# What you are asked to do
Reproduce the data that follows in its entirety, character for character.

(Items from a data source)
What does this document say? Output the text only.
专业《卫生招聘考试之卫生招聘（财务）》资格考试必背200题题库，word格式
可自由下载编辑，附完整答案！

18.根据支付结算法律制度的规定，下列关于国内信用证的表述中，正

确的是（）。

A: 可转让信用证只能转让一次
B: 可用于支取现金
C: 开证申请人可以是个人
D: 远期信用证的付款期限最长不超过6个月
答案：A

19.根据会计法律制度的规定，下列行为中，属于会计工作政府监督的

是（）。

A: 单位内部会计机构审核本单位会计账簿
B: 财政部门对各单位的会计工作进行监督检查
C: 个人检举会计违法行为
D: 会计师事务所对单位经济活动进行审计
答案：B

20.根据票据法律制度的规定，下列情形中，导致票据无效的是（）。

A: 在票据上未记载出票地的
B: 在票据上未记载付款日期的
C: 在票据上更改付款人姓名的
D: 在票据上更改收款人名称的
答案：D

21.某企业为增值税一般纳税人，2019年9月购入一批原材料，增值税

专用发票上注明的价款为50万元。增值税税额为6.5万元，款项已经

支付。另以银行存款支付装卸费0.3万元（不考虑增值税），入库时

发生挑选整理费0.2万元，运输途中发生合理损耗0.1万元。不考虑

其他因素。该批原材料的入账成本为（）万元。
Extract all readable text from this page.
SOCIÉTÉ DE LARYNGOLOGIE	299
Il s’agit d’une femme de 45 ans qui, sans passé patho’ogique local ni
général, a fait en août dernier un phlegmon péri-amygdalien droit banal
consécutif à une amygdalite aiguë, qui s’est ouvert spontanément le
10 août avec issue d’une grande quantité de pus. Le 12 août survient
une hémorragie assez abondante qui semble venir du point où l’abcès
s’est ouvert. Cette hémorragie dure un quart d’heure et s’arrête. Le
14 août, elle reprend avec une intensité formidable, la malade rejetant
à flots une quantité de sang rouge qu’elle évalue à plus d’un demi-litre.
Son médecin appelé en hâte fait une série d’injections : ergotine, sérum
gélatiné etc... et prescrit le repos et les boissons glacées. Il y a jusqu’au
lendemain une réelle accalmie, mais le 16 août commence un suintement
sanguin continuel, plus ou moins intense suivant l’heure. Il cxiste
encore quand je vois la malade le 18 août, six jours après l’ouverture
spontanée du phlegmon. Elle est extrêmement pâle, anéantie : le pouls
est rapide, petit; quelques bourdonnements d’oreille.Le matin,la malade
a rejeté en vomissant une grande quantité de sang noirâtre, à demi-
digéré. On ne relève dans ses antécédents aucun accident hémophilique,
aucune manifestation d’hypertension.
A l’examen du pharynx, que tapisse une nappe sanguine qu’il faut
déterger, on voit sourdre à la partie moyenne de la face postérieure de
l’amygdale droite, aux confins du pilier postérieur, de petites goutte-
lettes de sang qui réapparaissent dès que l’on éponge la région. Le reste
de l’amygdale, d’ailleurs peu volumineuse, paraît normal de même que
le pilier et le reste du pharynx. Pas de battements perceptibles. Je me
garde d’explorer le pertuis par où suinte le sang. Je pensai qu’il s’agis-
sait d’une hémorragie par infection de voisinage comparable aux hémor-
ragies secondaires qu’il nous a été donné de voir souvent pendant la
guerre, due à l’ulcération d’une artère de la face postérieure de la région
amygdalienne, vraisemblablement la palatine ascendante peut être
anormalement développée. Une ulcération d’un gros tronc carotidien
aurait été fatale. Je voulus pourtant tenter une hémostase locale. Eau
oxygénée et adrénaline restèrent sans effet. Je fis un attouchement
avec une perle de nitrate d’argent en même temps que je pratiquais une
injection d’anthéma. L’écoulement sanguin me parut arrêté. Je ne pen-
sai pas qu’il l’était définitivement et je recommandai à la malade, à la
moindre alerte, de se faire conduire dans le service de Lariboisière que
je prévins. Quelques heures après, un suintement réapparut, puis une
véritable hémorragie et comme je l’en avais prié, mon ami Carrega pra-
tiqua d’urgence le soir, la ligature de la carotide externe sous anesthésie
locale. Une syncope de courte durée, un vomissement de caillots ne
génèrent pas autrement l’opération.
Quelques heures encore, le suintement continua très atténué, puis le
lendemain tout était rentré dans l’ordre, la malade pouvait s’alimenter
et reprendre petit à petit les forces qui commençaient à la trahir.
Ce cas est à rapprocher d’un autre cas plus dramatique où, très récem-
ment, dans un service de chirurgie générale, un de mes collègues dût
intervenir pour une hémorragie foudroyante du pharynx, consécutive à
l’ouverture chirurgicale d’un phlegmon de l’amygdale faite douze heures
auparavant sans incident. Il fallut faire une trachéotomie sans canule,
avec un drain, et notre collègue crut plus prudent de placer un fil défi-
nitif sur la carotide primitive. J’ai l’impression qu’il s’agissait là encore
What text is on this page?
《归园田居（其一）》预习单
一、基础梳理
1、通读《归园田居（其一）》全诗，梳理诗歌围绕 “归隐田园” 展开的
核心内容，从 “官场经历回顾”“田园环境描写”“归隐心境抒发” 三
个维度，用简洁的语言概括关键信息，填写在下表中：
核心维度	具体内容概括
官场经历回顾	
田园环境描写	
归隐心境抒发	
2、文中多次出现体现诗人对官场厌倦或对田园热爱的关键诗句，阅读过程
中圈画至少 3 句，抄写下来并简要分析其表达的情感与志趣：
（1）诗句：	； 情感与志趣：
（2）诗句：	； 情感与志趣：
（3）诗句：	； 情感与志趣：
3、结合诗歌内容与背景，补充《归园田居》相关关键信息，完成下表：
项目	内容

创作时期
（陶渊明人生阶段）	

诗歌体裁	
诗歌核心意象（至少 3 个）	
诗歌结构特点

# Result
What does this document say? Output the text only.
专业《卫生招聘考试之卫生招聘（财务）》资格考试必背200题题库，word格式
可自由下载编辑，附完整答案！

18.根据支付结算法律制度的规定，下列关于国内信用证的表述中，正

确的是（）。

A: 可转让信用证只能转让一次
B: 可用于支取现金
C: 开证申请人可以是个人
D: 远期信用证的付款期限最长不超过6个月
答案：A

19.根据会计法律制度的规定，下列行为中，属于会计工作政府监督的

是（）。

A: 单位内部会计机构审核本单位会计账簿
B: 财政部门对各单位的会计工作进行监督检查
C: 个人检举会计违法行为
D: 会计师事务所对单位经济活动进行审计
答案：B

20.根据票据法律制度的规定，下列情形中，导致票据无效的是（）。

A: 在票据上未记载出票地的
B: 在票据上未记载付款日期的
C: 在票据上更改付款人姓名的
D: 在票据上更改收款人名称的
答案：D

21.某企业为增值税一般纳税人，2019年9月购入一批原材料，增值税

专用发票上注明的价款为50万元。增值税税额为6.5万元，款项已经

支付。另以银行存款支付装卸费0.3万元（不考虑增值税），入库时

发生挑选整理费0.2万元，运输途中发生合理损耗0.1万元。不考虑

其他因素。该批原材料的入账成本为（）万元。
Extract all readable text from this page.
SOCIÉTÉ DE LARYNGOLOGIE	299
Il s’agit d’une femme de 45 ans qui, sans passé patho’ogique local ni
général, a fait en août dernier un phlegmon péri-amygdalien droit banal
consécutif à une amygdalite aiguë, qui s’est ouvert spontanément le
10 août avec issue d’une grande quantité de pus. Le 12 août survient
une hémorragie assez abondante qui semble venir du point où l’abcès
s’est ouvert. Cette hémorragie dure un quart d’heure et s’arrête. Le
14 août, elle reprend avec une intensité formidable, la malade rejetant
à flots une quantité de sang rouge qu’elle évalue à plus d’un demi-litre.
Son médecin appelé en hâte fait une série d’injections : ergotine, sérum
gélatiné etc... et prescrit le repos et les boissons glacées. Il y a jusqu’au
lendemain une réelle accalmie, mais le 16 août commence un suintement
sanguin continuel, plus ou moins intense suivant l’heure. Il cxiste
encore quand je vois la malade le 18 août, six jours après l’ouverture
spontanée du phlegmon. Elle est extrêmement pâle, anéantie : le pouls
est rapide, petit; quelques bourdonnements d’oreille.Le matin,la malade
a rejeté en vomissant une grande quantité de sang noirâtre, à demi-
digéré. On ne relève dans ses antécédents aucun accident hémophilique,
aucune manifestation d’hypertension.
A l’examen du pharynx, que tapisse une nappe sanguine qu’il faut
déterger, on voit sourdre à la partie moyenne de la face postérieure de
l’amygdale droite, aux confins du pilier postérieur, de petites goutte-
lettes de sang qui réapparaissent dès que l’on éponge la région. Le reste
de l’amygdale, d’ailleurs peu volumineuse, paraît normal de même que
le pilier et le reste du pharynx. Pas de battements perceptibles. Je me
garde d’explorer le pertuis par où suinte le sang. Je pensai qu’il s’agis-
sait d’une hémorragie par infection de voisinage comparable aux hémor-
ragies secondaires qu’il nous a été donné de voir souvent pendant la
guerre, due à l’ulcération d’une artère de la face postérieure de la région
amygdalienne, vraisemblablement la palatine ascendante peut être
anormalement développée. Une ulcération d’un gros tronc carotidien
aurait été fatale. Je voulus pourtant tenter une hémostase locale. Eau
oxygénée et adrénaline restèrent sans effet. Je fis un attouchement
avec une perle de nitrate d’argent en même temps que je pratiquais une
injection d’anthéma. L’écoulement sanguin me parut arrêté. Je ne pen-
sai pas qu’il l’était définitivement et je recommandai à la malade, à la
moindre alerte, de se faire conduire dans le service de Lariboisière que
je prévins. Quelques heures après, un suintement réapparut, puis une
véritable hémorragie et comme je l’en avais prié, mon ami Carrega pra-
tiqua d’urgence le soir, la ligature de la carotide externe sous anesthésie
locale. Une syncope de courte durée, un vomissement de caillots ne
génèrent pas autrement l’opération.
Quelques heures encore, le suintement continua très atténué, puis le
lendemain tout était rentré dans l’ordre, la malade pouvait s’alimenter
et reprendre petit à petit les forces qui commençaient à la trahir.
Ce cas est à rapprocher d’un autre cas plus dramatique où, très récem-
ment, dans un service de chirurgie générale, un de mes collègues dût
intervenir pour une hémorragie foudroyante du pharynx, consécutive à
l’ouverture chirurgicale d’un phlegmon de l’amygdale faite douze heures
auparavant sans incident. Il fallut faire une trachéotomie sans canule,
avec un drain, et notre collègue crut plus prudent de placer un fil défi-
nitif sur la carotide primitive. J’ai l’impression qu’il s’agissait là encore
What text is on this page?
《归园田居（其一）》预习单
一、基础梳理
1、通读《归园田居（其一）》全诗，梳理诗歌围绕 “归隐田园” 展开的
核心内容，从 “官场经历回顾”“田园环境描写”“归隐心境抒发” 三
个维度，用简洁的语言概括关键信息，填写在下表中：
核心维度	具体内容概括
官场经历回顾	
田园环境描写	
归隐心境抒发	
2、文中多次出现体现诗人对官场厌倦或对田园热爱的关键诗句，阅读过程
中圈画至少 3 句，抄写下来并简要分析其表达的情感与志趣：
（1）诗句：	； 情感与志趣：
（2）诗句：	； 情感与志趣：
（3）诗句：	； 情感与志趣：
3、结合诗歌内容与背景，补充《归园田居》相关关键信息，完成下表：
项目	内容

创作时期
（陶渊明人生阶段）	

诗歌体裁	
诗歌核心意象（至少 3 个）	
诗歌结构特点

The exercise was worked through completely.